Extracted records
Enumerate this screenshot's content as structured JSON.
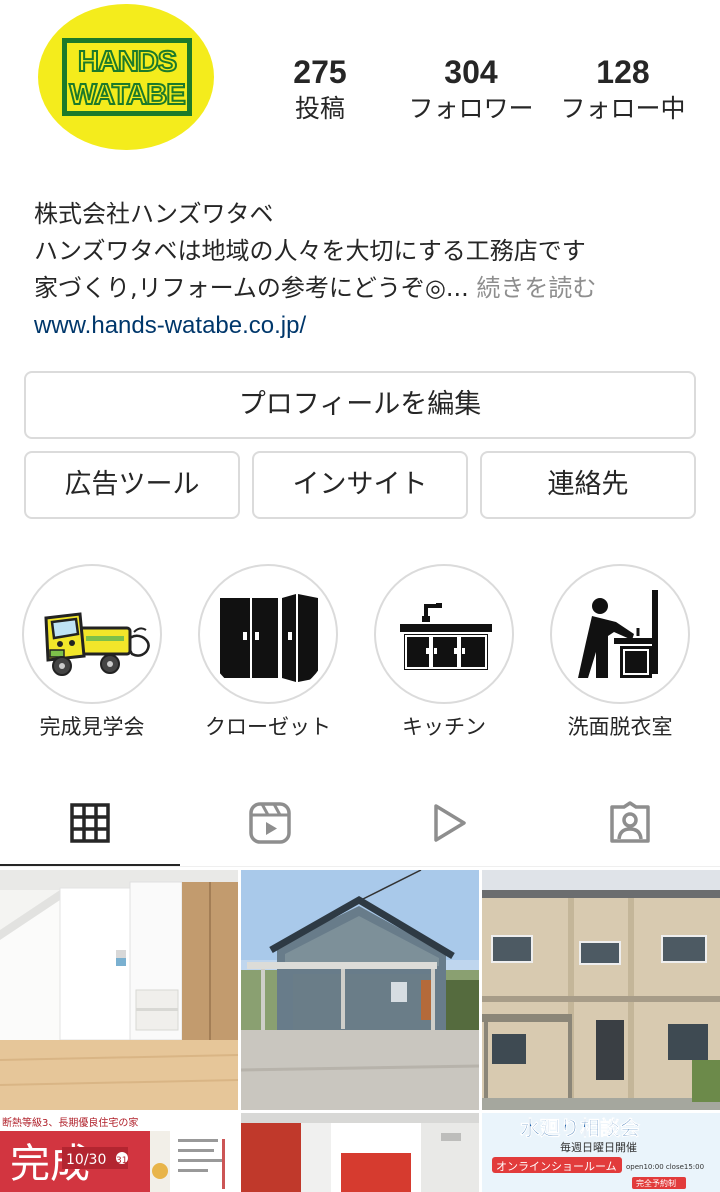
{
  "profile": {
    "logo_line1": "HANDS",
    "logo_line2": "WATABE",
    "stats": {
      "posts_count": "275",
      "posts_label": "投稿",
      "followers_count": "304",
      "followers_label": "フォロワー",
      "following_count": "128",
      "following_label": "フォロー中"
    },
    "bio": {
      "name": "株式会社ハンズワタベ",
      "line1": "ハンズワタベは地域の人々を大切にする工務店です",
      "line2": "家づくり,リフォームの参考にどうぞ◎...",
      "more": "続きを読む",
      "website": "www.hands-watabe.co.jp/"
    }
  },
  "buttons": {
    "edit_profile": "プロフィールを編集",
    "ad_tools": "広告ツール",
    "insights": "インサイト",
    "contact": "連絡先"
  },
  "highlights": [
    {
      "label": "完成見学会",
      "icon": "truck-icon"
    },
    {
      "label": "クローゼット",
      "icon": "closet-icon"
    },
    {
      "label": "キッチン",
      "icon": "kitchen-icon"
    },
    {
      "label": "洗面脱衣室",
      "icon": "washroom-icon"
    }
  ],
  "tabs": [
    {
      "name": "posts-grid",
      "icon": "grid-icon",
      "active": true
    },
    {
      "name": "reels",
      "icon": "reels-icon",
      "active": false
    },
    {
      "name": "videos",
      "icon": "play-icon",
      "active": false
    },
    {
      "name": "tagged",
      "icon": "tagged-person-icon",
      "active": false
    }
  ],
  "posts": {
    "p4_text_badge": "断熱等級3、長期優良住宅の家",
    "p4_big": "完成",
    "p4_date": "10/30",
    "p4_date2": "31",
    "p6_title": "水廻り相談会",
    "p6_sub": "毎週日曜日開催",
    "p6_banner": "オンラインショールーム",
    "p6_time": "open10:00 close15:00",
    "p6_reserve": "完全予約制"
  },
  "colors": {
    "logo_yellow": "#f4ec1c",
    "logo_green": "#1c7a2a",
    "link_blue": "#00376b",
    "muted_gray": "#8e8e8e",
    "border_gray": "#dbdbdb"
  }
}
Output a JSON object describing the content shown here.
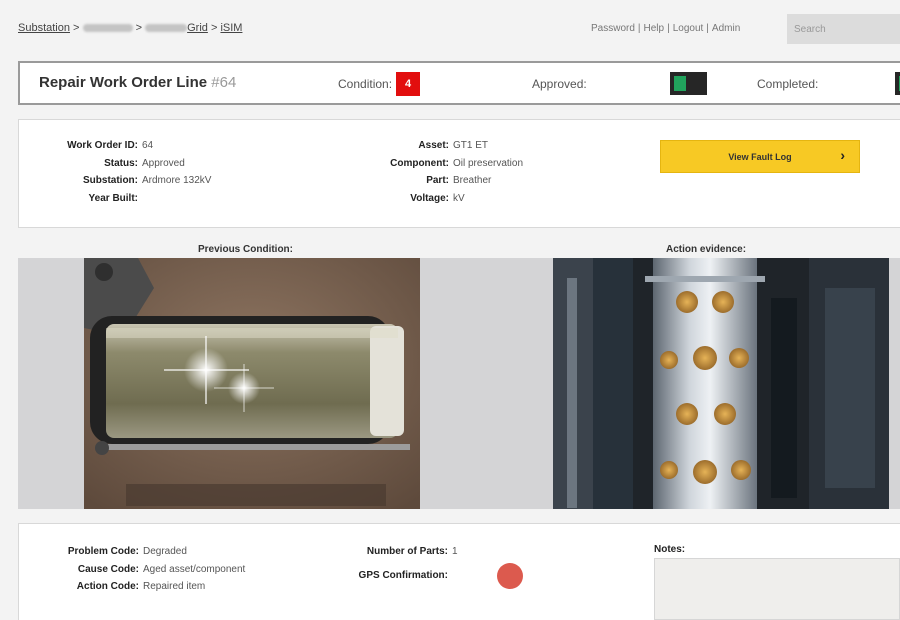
{
  "breadcrumb": {
    "root": "Substation",
    "sep": ">",
    "grid": "Grid",
    "current": "iSIM"
  },
  "topnav": {
    "links": [
      "Password",
      "Help",
      "Logout",
      "Admin"
    ],
    "sep": "|"
  },
  "search": {
    "placeholder": "Search"
  },
  "header": {
    "title": "Repair Work Order Line",
    "number": "#64",
    "condition_label": "Condition:",
    "condition_value": "4",
    "approved_label": "Approved:",
    "completed_label": "Completed:"
  },
  "info": {
    "left": [
      {
        "key": "Work Order ID:",
        "value": "64"
      },
      {
        "key": "Status:",
        "value": "Approved"
      },
      {
        "key": "Substation:",
        "value": "Ardmore 132kV"
      },
      {
        "key": "Year Built:",
        "value": ""
      }
    ],
    "middle": [
      {
        "key": "Asset:",
        "value": "GT1 ET"
      },
      {
        "key": "Component:",
        "value": "Oil preservation"
      },
      {
        "key": "Part:",
        "value": "Breather"
      },
      {
        "key": "Voltage:",
        "value": "kV"
      }
    ],
    "fault_button": "View Fault Log"
  },
  "images": {
    "previous_title": "Previous Condition:",
    "evidence_title": "Action evidence:"
  },
  "bottom": {
    "left": [
      {
        "key": "Problem Code:",
        "value": "Degraded"
      },
      {
        "key": "Cause Code:",
        "value": "Aged asset/component"
      },
      {
        "key": "Action Code:",
        "value": "Repaired item"
      }
    ],
    "parts_label": "Number of Parts:",
    "parts_value": "1",
    "gps_label": "GPS Confirmation:",
    "notes_label": "Notes:"
  },
  "colors": {
    "condition_badge": "#e20e0e",
    "toggle_on": "#21a35d",
    "fault_button": "#f7c924",
    "gps_indicator": "#dc5a4e"
  }
}
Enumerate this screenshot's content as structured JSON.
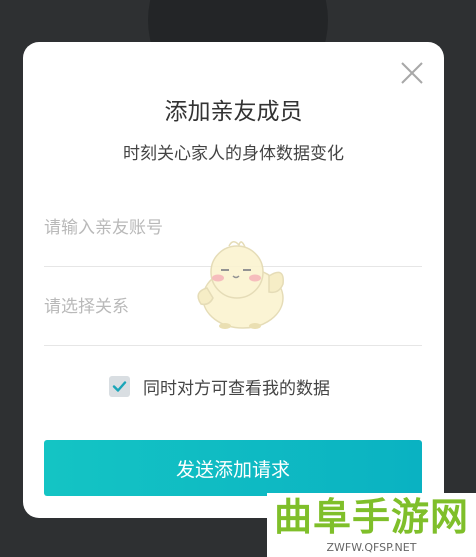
{
  "dialog": {
    "title": "添加亲友成员",
    "subtitle": "时刻关心家人的身体数据变化"
  },
  "form": {
    "account_placeholder": "请输入亲友账号",
    "relation_placeholder": "请选择关系",
    "consent_label": "同时对方可查看我的数据",
    "consent_checked": true,
    "submit_label": "发送添加请求"
  },
  "icons": {
    "close": "close-icon",
    "check": "check-icon",
    "mascot": "chick-mascot-icon"
  },
  "watermark": {
    "title": "曲阜手游网",
    "url": "ZWFW.QFSP.NET"
  },
  "colors": {
    "overlay_background": "#2e3032",
    "button_gradient_start": "#14c4c4",
    "button_gradient_end": "#0ab2c2",
    "checkbox_background": "#d9dee2",
    "check_mark": "#1aa5b8",
    "watermark_green": "#7fbf2a"
  }
}
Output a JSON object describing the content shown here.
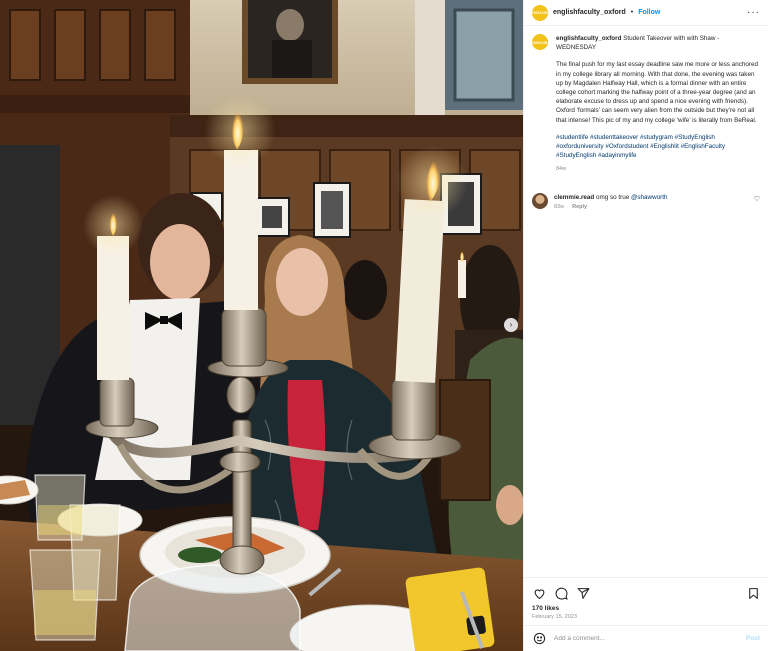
{
  "post": {
    "author": {
      "username": "englishfaculty_oxford",
      "avatar_text": "ENGLISH",
      "avatar_color": "#f2c21b"
    },
    "header": {
      "separator": "•",
      "follow_label": "Follow",
      "more_icon": "more-horizontal-icon"
    },
    "caption": {
      "username": "englishfaculty_oxford",
      "title": "Student Takeover with with Shaw - WEDNESDAY",
      "text": "The final push for my last essay deadline saw me more or less anchored in my college library all morning. With that done, the evening was taken up by Magdalen Halfway Hall, which is a formal dinner with an entire college cohort marking the halfway point of a three-year degree (and an elaborate excuse to dress up and spend a nice evening with friends). Oxford ‘formals’ can seem very alien from the outside but they’re not all that intense! This pic of my and my college ‘wife’ is literally from BeReal.",
      "hashtags": "#studentlife #studenttakeover #studygram #StudyEnglish #oxforduniversity #Oxfordstudent #Englishlit #EnglishFaculty #StudyEnglish #adayinmylife",
      "age": "84w"
    },
    "comments": [
      {
        "username": "clemmie.read",
        "text": "omg so true",
        "mention": "@shawworth",
        "age": "83w",
        "reply_label": "Reply"
      }
    ],
    "actions": {
      "like_icon": "heart-icon",
      "comment_icon": "comment-icon",
      "share_icon": "share-icon",
      "save_icon": "bookmark-icon"
    },
    "likes_label": "170 likes",
    "date": "February 15, 2023",
    "add_comment": {
      "placeholder": "Add a comment...",
      "post_label": "Post",
      "emoji_icon": "emoji-icon"
    },
    "carousel": {
      "next_icon": "chevron-right-icon"
    },
    "accent_color": "#0095f6"
  }
}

**Exercise aim**
Transcribe the whole listing exactly. Pictures are excluded.

**Answer for this exercise**
Enumerate this screenshot's content as structured JSON.
{
  "profile": {
    "logo_line1": "HANDS",
    "logo_line2": "WATABE",
    "stats": {
      "posts_count": "275",
      "posts_label": "投稿",
      "followers_count": "304",
      "followers_label": "フォロワー",
      "following_count": "128",
      "following_label": "フォロー中"
    },
    "bio": {
      "name": "株式会社ハンズワタベ",
      "line1": "ハンズワタベは地域の人々を大切にする工務店です",
      "line2": "家づくり,リフォームの参考にどうぞ◎...",
      "more": "続きを読む",
      "website": "www.hands-watabe.co.jp/"
    }
  },
  "buttons": {
    "edit_profile": "プロフィールを編集",
    "ad_tools": "広告ツール",
    "insights": "インサイト",
    "contact": "連絡先"
  },
  "highlights": [
    {
      "label": "完成見学会",
      "icon": "truck-icon"
    },
    {
      "label": "クローゼット",
      "icon": "closet-icon"
    },
    {
      "label": "キッチン",
      "icon": "kitchen-icon"
    },
    {
      "label": "洗面脱衣室",
      "icon": "washroom-icon"
    }
  ],
  "tabs": [
    {
      "name": "posts-grid",
      "icon": "grid-icon",
      "active": true
    },
    {
      "name": "reels",
      "icon": "reels-icon",
      "active": false
    },
    {
      "name": "videos",
      "icon": "play-icon",
      "active": false
    },
    {
      "name": "tagged",
      "icon": "tagged-person-icon",
      "active": false
    }
  ],
  "posts": {
    "p4_text_badge": "断熱等級3、長期優良住宅の家",
    "p4_big": "完成",
    "p4_date": "10/30",
    "p4_date2": "31",
    "p6_title": "水廻り相談会",
    "p6_sub": "毎週日曜日開催",
    "p6_banner": "オンラインショールーム",
    "p6_time": "open10:00 close15:00",
    "p6_reserve": "完全予約制"
  },
  "colors": {
    "logo_yellow": "#f4ec1c",
    "logo_green": "#1c7a2a",
    "link_blue": "#00376b",
    "muted_gray": "#8e8e8e",
    "border_gray": "#dbdbdb"
  }
}
Output a JSON object describing the content shown here.
{
  "breadcrumb": {
    "root": "Substation",
    "sep": ">",
    "grid": "Grid",
    "current": "iSIM"
  },
  "topnav": {
    "links": [
      "Password",
      "Help",
      "Logout",
      "Admin"
    ],
    "sep": "|"
  },
  "search": {
    "placeholder": "Search"
  },
  "header": {
    "title": "Repair Work Order Line",
    "number": "#64",
    "condition_label": "Condition:",
    "condition_value": "4",
    "approved_label": "Approved:",
    "completed_label": "Completed:"
  },
  "info": {
    "left": [
      {
        "key": "Work Order ID:",
        "value": "64"
      },
      {
        "key": "Status:",
        "value": "Approved"
      },
      {
        "key": "Substation:",
        "value": "Ardmore 132kV"
      },
      {
        "key": "Year Built:",
        "value": ""
      }
    ],
    "middle": [
      {
        "key": "Asset:",
        "value": "GT1 ET"
      },
      {
        "key": "Component:",
        "value": "Oil preservation"
      },
      {
        "key": "Part:",
        "value": "Breather"
      },
      {
        "key": "Voltage:",
        "value": "kV"
      }
    ],
    "fault_button": "View Fault Log"
  },
  "images": {
    "previous_title": "Previous Condition:",
    "evidence_title": "Action evidence:"
  },
  "bottom": {
    "left": [
      {
        "key": "Problem Code:",
        "value": "Degraded"
      },
      {
        "key": "Cause Code:",
        "value": "Aged asset/component"
      },
      {
        "key": "Action Code:",
        "value": "Repaired item"
      }
    ],
    "parts_label": "Number of Parts:",
    "parts_value": "1",
    "gps_label": "GPS Confirmation:",
    "notes_label": "Notes:"
  },
  "colors": {
    "condition_badge": "#e20e0e",
    "toggle_on": "#21a35d",
    "fault_button": "#f7c924",
    "gps_indicator": "#dc5a4e"
  }
}
Enumerate this screenshot's content as structured JSON.
{
  "dialog": {
    "title": "添加亲友成员",
    "subtitle": "时刻关心家人的身体数据变化"
  },
  "form": {
    "account_placeholder": "请输入亲友账号",
    "relation_placeholder": "请选择关系",
    "consent_label": "同时对方可查看我的数据",
    "consent_checked": true,
    "submit_label": "发送添加请求"
  },
  "icons": {
    "close": "close-icon",
    "check": "check-icon",
    "mascot": "chick-mascot-icon"
  },
  "watermark": {
    "title": "曲阜手游网",
    "url": "ZWFW.QFSP.NET"
  },
  "colors": {
    "overlay_background": "#2e3032",
    "button_gradient_start": "#14c4c4",
    "button_gradient_end": "#0ab2c2",
    "checkbox_background": "#d9dee2",
    "check_mark": "#1aa5b8",
    "watermark_green": "#7fbf2a"
  }
}
Output a JSON object describing the content shown here.
{
  "post": {
    "author": {
      "username": "englishfaculty_oxford",
      "avatar_text": "ENGLISH",
      "avatar_color": "#f2c21b"
    },
    "header": {
      "separator": "•",
      "follow_label": "Follow",
      "more_icon": "more-horizontal-icon"
    },
    "caption": {
      "username": "englishfaculty_oxford",
      "title": "Student Takeover with with Shaw - WEDNESDAY",
      "text": "The final push for my last essay deadline saw me more or less anchored in my college library all morning. With that done, the evening was taken up by Magdalen Halfway Hall, which is a formal dinner with an entire college cohort marking the halfway point of a three-year degree (and an elaborate excuse to dress up and spend a nice evening with friends). Oxford ‘formals’ can seem very alien from the outside but they’re not all that intense! This pic of my and my college ‘wife’ is literally from BeReal.",
      "hashtags": "#studentlife #studenttakeover #studygram #StudyEnglish #oxforduniversity #Oxfordstudent #Englishlit #EnglishFaculty #StudyEnglish #adayinmylife",
      "age": "84w"
    },
    "comments": [
      {
        "username": "clemmie.read",
        "text": "omg so true",
        "mention": "@shawworth",
        "age": "83w",
        "reply_label": "Reply"
      }
    ],
    "actions": {
      "like_icon": "heart-icon",
      "comment_icon": "comment-icon",
      "share_icon": "share-icon",
      "save_icon": "bookmark-icon"
    },
    "likes_label": "170 likes",
    "date": "February 15, 2023",
    "add_comment": {
      "placeholder": "Add a comment...",
      "post_label": "Post",
      "emoji_icon": "emoji-icon"
    },
    "carousel": {
      "next_icon": "chevron-right-icon"
    },
    "accent_color": "#0095f6"
  }
}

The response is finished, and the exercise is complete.